EXERCISE PROMPT: Find the lines holding the word "Contains" and collect them.

start DATA FOR THE TASK

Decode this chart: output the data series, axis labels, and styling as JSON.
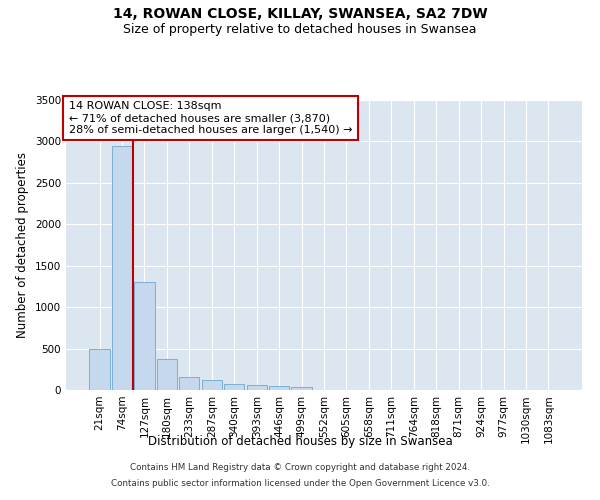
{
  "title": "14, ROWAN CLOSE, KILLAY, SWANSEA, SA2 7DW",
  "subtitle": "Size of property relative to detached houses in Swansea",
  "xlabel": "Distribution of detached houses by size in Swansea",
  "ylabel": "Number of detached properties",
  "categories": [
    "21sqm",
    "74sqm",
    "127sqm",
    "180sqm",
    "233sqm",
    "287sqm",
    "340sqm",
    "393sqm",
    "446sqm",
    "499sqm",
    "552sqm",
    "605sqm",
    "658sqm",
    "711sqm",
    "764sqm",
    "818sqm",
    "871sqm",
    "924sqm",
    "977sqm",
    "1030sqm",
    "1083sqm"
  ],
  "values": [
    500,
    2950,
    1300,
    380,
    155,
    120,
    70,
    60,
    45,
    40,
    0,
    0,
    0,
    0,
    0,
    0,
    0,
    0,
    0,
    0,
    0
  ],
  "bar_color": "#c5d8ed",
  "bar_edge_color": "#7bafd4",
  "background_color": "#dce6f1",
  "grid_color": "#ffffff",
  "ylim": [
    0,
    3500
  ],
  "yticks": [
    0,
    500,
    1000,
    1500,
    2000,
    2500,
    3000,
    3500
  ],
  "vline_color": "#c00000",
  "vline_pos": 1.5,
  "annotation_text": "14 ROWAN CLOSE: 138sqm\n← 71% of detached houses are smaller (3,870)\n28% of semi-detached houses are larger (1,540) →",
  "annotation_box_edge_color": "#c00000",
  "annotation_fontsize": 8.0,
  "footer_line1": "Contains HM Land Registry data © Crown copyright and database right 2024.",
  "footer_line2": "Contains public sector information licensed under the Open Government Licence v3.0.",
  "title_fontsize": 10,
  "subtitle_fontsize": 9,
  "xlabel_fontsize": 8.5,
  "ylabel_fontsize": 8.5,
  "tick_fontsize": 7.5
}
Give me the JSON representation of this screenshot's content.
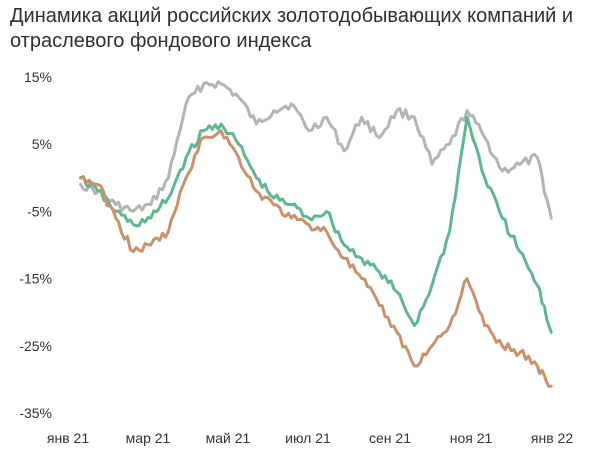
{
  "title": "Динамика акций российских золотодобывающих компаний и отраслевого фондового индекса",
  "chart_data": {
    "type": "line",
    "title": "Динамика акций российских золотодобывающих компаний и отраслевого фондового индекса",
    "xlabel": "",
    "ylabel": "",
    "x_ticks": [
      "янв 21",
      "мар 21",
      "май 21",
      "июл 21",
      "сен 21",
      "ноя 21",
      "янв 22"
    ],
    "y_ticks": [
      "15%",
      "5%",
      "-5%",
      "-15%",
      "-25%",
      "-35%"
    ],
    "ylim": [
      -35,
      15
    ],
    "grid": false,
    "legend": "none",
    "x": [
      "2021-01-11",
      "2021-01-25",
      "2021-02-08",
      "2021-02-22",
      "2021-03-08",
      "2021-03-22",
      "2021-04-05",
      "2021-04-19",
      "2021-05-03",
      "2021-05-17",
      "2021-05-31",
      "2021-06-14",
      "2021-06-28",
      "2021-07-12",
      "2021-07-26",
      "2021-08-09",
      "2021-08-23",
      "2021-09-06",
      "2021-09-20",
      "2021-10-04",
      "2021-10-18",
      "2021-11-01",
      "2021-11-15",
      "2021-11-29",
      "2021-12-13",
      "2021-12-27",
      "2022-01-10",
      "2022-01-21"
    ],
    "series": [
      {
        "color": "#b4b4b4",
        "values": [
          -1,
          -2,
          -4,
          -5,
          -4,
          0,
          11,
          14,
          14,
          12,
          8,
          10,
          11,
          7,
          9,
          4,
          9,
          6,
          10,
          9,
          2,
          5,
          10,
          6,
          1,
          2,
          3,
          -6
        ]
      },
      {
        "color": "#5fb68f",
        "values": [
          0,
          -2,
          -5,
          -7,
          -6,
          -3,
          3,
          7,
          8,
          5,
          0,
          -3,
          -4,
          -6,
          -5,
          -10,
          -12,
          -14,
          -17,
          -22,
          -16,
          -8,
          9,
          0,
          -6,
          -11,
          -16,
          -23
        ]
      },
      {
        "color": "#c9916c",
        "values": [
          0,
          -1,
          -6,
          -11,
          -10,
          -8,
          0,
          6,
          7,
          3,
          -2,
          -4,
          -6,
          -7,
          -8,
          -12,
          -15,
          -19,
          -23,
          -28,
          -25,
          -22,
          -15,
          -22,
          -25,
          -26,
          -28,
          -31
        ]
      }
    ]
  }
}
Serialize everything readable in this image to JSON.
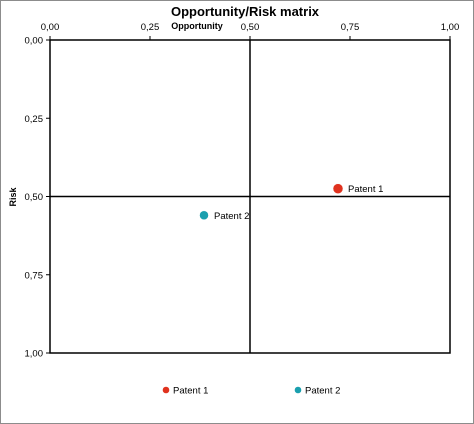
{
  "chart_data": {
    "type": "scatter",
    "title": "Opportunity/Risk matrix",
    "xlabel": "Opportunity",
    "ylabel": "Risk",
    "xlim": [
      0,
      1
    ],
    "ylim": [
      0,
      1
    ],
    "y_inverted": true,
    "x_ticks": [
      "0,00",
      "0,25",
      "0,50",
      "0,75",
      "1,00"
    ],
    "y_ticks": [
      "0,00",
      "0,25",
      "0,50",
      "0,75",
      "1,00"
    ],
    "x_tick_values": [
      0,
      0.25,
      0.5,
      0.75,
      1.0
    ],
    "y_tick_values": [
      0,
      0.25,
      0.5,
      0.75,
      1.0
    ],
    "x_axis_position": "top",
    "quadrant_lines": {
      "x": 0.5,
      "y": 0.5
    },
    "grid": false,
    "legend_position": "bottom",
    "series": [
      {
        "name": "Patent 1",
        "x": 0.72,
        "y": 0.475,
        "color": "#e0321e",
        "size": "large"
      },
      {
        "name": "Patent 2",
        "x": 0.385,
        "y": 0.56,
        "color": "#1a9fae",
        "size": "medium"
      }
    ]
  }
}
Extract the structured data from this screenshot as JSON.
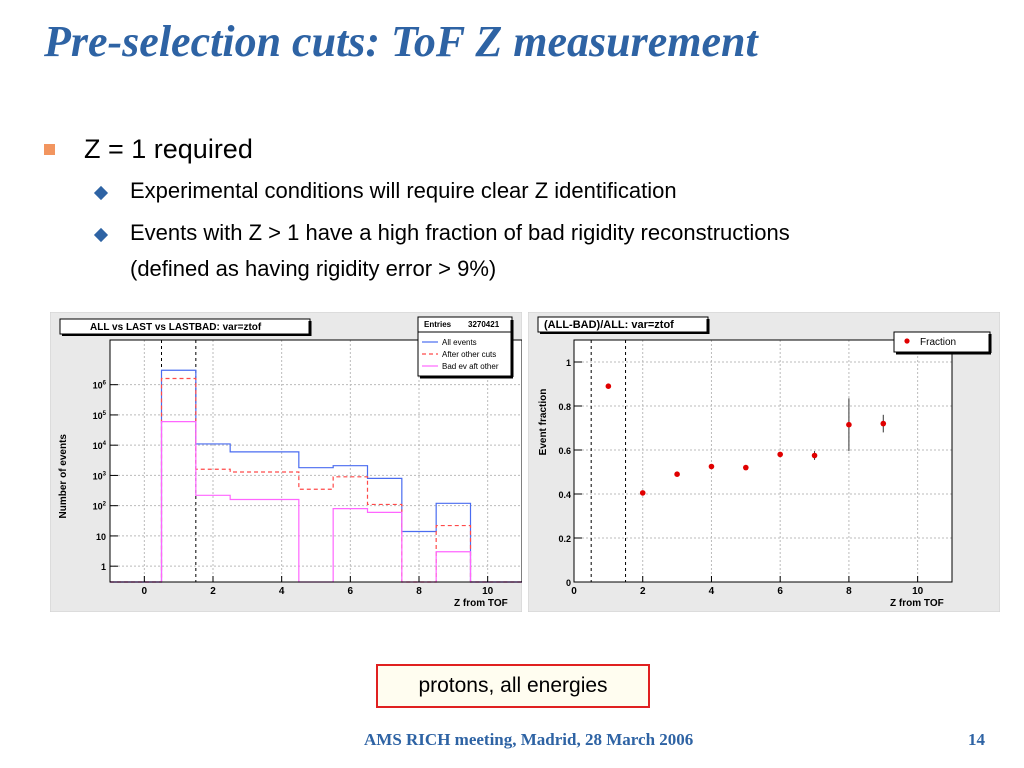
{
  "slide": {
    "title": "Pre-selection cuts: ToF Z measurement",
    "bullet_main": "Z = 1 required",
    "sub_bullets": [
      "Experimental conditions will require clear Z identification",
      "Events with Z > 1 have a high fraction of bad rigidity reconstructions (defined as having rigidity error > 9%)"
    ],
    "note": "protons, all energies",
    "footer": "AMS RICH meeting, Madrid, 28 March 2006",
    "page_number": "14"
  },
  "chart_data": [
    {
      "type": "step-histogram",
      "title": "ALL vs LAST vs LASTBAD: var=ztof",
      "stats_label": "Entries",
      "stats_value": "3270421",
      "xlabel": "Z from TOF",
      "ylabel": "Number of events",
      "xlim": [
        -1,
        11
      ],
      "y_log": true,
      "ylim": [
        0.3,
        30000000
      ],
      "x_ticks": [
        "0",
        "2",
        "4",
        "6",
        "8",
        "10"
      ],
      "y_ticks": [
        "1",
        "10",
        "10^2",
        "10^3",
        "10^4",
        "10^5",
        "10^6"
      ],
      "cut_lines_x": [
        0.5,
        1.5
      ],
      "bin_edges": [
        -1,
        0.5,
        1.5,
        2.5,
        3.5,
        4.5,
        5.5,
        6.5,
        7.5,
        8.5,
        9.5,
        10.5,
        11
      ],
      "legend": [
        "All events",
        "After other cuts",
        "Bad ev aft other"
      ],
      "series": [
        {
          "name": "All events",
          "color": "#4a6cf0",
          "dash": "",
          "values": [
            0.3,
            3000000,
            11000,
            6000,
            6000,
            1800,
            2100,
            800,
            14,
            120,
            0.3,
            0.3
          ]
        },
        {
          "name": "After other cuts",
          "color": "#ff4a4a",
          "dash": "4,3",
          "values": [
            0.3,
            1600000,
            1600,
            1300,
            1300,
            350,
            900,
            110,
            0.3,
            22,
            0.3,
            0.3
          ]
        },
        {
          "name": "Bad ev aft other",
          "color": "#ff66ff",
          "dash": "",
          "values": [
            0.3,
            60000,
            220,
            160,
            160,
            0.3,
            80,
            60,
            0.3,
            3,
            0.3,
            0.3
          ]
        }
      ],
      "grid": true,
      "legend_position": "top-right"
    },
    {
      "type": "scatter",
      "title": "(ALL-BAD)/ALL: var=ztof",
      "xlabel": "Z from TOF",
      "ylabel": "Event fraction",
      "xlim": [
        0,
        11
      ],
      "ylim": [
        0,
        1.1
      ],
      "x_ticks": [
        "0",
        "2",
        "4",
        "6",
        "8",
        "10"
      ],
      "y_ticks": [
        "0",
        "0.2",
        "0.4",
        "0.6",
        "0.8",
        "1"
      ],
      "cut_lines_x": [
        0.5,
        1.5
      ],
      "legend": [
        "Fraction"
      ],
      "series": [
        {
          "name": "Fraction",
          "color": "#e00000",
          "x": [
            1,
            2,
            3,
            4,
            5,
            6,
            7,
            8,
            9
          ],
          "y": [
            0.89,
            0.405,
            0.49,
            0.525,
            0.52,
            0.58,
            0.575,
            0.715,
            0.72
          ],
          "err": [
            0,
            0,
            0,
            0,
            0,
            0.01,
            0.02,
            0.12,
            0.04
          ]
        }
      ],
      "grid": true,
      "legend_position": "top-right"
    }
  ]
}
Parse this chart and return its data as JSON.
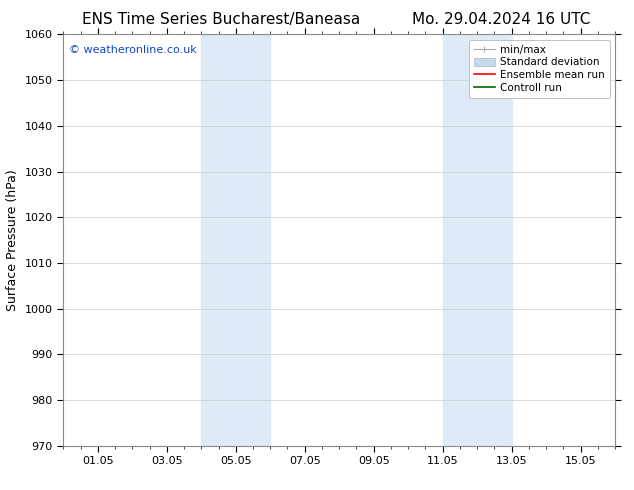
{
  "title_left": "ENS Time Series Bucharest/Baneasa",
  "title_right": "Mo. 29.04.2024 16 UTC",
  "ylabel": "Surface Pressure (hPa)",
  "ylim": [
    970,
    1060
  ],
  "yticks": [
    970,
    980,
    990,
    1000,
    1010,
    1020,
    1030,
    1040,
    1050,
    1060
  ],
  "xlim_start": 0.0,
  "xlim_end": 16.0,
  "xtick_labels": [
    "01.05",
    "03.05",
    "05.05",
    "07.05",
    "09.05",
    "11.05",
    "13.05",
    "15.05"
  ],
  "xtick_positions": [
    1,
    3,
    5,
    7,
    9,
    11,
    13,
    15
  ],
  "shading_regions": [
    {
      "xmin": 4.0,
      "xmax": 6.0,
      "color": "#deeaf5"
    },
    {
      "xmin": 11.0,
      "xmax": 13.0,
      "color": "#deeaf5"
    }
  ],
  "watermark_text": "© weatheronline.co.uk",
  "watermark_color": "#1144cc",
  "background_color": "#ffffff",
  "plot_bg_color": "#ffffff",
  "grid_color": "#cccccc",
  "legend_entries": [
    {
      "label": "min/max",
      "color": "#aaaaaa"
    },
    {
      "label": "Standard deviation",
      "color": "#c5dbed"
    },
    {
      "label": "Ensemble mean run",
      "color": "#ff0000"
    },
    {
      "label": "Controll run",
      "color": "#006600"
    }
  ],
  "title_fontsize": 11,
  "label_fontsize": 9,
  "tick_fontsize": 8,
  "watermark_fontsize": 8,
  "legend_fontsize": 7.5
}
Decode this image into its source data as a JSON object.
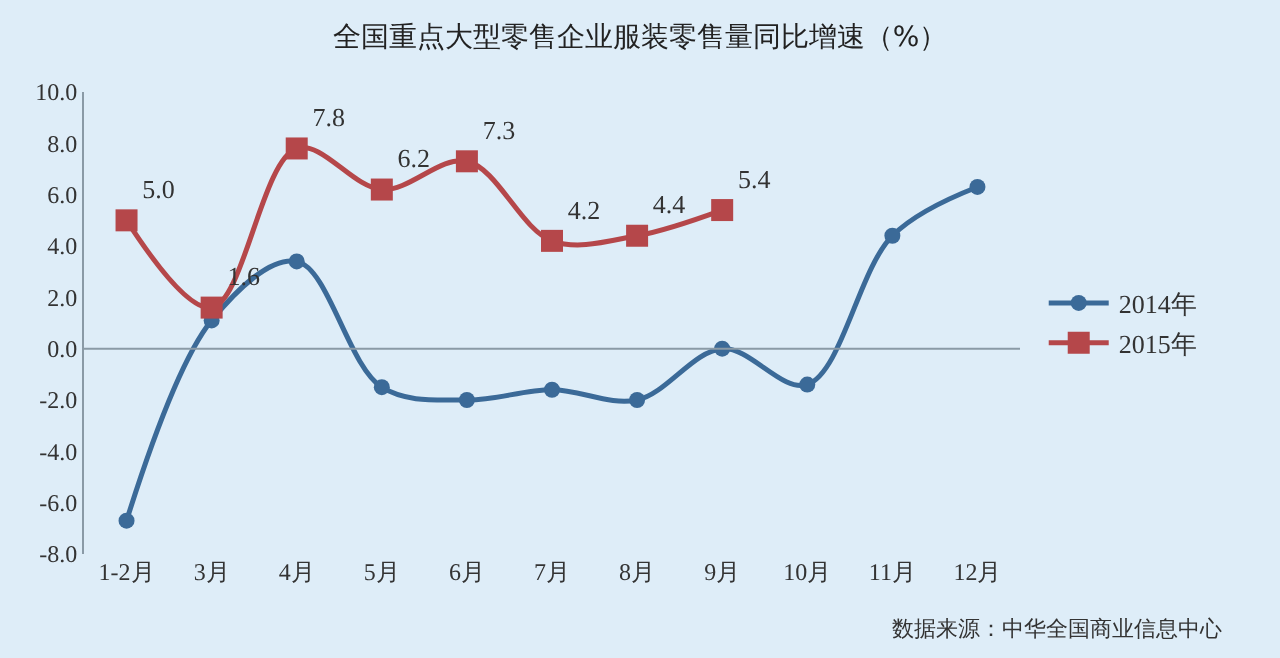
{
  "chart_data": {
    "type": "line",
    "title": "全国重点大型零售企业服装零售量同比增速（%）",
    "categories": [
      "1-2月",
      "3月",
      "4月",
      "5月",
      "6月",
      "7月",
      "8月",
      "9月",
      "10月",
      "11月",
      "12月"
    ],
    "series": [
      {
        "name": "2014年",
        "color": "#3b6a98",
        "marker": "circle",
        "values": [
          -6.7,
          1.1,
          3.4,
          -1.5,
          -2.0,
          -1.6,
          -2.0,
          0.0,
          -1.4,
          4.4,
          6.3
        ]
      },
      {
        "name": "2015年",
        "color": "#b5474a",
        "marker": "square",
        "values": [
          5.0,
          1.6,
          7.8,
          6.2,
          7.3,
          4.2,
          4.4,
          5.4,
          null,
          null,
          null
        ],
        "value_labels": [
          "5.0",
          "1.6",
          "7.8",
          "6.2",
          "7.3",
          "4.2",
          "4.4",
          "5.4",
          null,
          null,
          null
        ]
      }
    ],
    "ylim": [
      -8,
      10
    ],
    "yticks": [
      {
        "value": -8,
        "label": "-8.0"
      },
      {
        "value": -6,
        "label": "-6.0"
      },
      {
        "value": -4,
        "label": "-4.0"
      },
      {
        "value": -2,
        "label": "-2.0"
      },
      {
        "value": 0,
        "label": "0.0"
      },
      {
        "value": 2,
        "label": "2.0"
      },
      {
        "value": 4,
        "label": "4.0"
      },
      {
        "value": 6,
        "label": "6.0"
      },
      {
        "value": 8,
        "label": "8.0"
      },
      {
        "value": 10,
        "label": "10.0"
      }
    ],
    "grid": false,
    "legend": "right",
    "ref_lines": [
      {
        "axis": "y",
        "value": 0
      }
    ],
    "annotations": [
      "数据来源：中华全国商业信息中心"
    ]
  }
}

end DATA FOR THE TASK

PROBLEM SOLUTION:
  "footer_line1": "Contains HM Land Registry data © Crown copyright and database right 2024.",
  "footer_line2": "Contains public sector information licensed under the Open Government Licence v3.0.",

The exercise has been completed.